■ Task description: From the listing below, pull each line that includes "клиенту".

■ Given records:

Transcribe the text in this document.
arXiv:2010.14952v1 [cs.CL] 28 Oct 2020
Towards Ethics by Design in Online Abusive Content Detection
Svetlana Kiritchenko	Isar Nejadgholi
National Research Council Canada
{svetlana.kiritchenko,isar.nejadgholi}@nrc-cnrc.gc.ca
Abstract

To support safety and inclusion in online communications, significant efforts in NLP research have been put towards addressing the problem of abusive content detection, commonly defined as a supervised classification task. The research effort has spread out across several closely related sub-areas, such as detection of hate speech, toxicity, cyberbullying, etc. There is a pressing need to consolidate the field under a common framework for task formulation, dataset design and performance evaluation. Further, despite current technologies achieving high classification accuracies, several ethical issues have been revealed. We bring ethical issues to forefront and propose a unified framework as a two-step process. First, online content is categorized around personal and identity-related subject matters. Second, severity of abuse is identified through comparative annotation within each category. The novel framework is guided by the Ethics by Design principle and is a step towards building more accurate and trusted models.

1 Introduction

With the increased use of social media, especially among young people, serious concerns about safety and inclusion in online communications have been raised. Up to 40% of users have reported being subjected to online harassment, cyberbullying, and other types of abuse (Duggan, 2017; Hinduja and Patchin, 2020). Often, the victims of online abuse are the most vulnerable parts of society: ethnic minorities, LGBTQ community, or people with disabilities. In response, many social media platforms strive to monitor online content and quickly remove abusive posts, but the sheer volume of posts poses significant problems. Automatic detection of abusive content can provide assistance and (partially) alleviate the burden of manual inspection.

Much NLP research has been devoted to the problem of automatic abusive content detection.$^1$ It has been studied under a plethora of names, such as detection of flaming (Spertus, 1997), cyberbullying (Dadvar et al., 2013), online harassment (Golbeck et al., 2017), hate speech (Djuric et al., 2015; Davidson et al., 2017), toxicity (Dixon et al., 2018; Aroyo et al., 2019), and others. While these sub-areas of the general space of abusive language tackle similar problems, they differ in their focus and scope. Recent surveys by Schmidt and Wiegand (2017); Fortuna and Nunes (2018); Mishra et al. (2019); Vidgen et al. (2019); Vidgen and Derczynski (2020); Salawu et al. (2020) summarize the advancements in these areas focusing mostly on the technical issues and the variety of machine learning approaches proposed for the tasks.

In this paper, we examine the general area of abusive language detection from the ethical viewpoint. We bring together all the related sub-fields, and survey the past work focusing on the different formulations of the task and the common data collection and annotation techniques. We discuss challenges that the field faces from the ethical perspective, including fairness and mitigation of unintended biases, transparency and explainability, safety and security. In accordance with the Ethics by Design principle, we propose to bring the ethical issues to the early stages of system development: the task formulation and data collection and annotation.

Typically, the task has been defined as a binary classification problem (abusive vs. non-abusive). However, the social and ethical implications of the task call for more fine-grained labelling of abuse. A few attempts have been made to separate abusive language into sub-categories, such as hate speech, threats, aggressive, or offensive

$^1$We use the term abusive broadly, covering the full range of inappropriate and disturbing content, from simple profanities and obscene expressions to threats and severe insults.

---

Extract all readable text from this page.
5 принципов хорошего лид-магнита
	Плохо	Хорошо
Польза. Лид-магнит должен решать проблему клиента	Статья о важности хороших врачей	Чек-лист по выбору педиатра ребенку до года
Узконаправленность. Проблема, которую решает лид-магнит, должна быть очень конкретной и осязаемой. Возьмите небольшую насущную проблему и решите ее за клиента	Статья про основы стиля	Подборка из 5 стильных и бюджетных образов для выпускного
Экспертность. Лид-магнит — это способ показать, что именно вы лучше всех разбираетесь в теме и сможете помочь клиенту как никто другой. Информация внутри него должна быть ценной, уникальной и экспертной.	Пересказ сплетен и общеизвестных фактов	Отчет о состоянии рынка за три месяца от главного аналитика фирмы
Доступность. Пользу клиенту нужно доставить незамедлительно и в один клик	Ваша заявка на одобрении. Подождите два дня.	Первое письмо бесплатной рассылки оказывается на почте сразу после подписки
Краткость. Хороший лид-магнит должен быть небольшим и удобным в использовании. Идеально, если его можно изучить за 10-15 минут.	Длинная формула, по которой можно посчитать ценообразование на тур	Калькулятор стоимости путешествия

==

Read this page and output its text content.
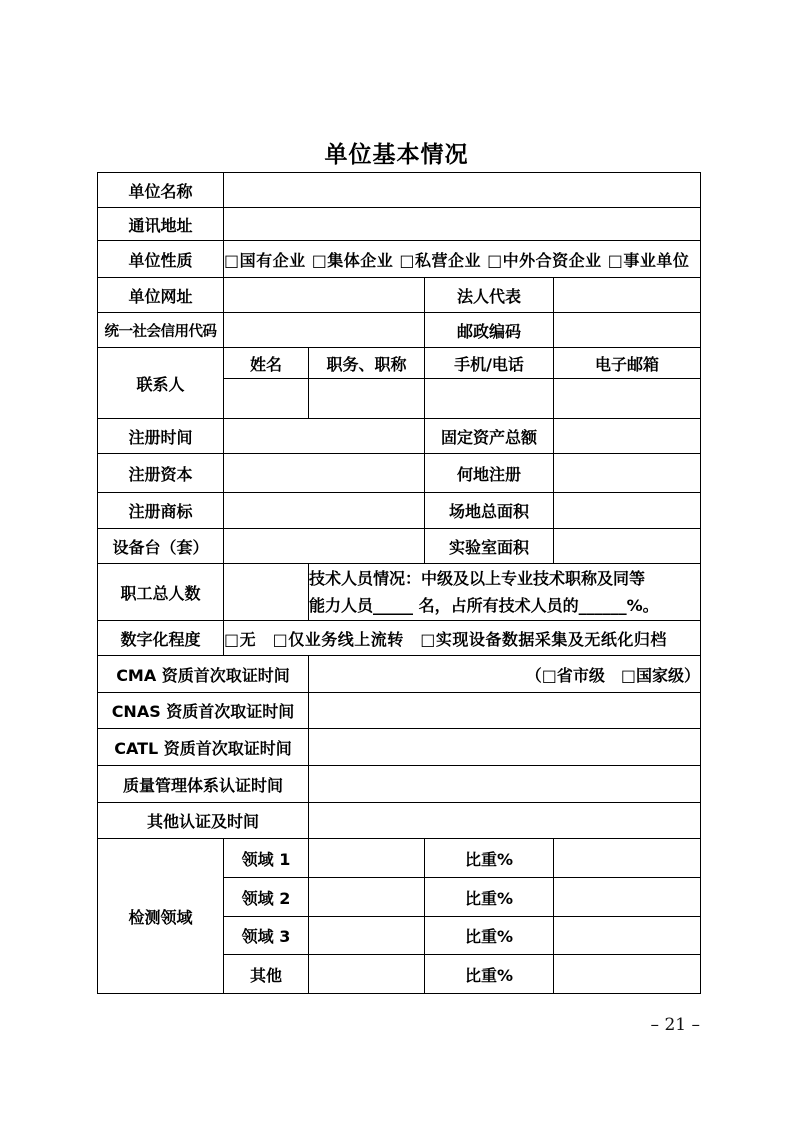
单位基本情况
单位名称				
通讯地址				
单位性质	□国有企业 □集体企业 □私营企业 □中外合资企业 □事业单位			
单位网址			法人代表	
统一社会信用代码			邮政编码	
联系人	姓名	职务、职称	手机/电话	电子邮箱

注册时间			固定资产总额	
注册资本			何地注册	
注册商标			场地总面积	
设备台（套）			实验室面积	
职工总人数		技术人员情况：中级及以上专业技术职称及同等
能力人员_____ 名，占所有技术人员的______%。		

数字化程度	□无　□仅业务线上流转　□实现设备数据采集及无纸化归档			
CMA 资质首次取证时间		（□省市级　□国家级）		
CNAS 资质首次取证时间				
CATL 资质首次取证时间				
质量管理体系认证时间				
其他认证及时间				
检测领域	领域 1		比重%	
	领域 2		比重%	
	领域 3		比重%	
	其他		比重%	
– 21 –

■ Solution for this task:
Экспертность. Лид-магнит — это способ показать, что именно вы лучше всех разбираетесь в теме и сможете помочь клиенту как никто другой. Информация внутри него должна быть ценной, уникальной и экспертной.	Пересказ сплетен и общеизвестных фактов	Отчет о состоянии рынка за три месяца от главного аналитика фирмы
Доступность. Пользу клиенту нужно доставить незамедлительно и в один клик	Ваша заявка на одобрении. Подождите два дня.	Первое письмо бесплатной рассылки оказывается на почте сразу после подписки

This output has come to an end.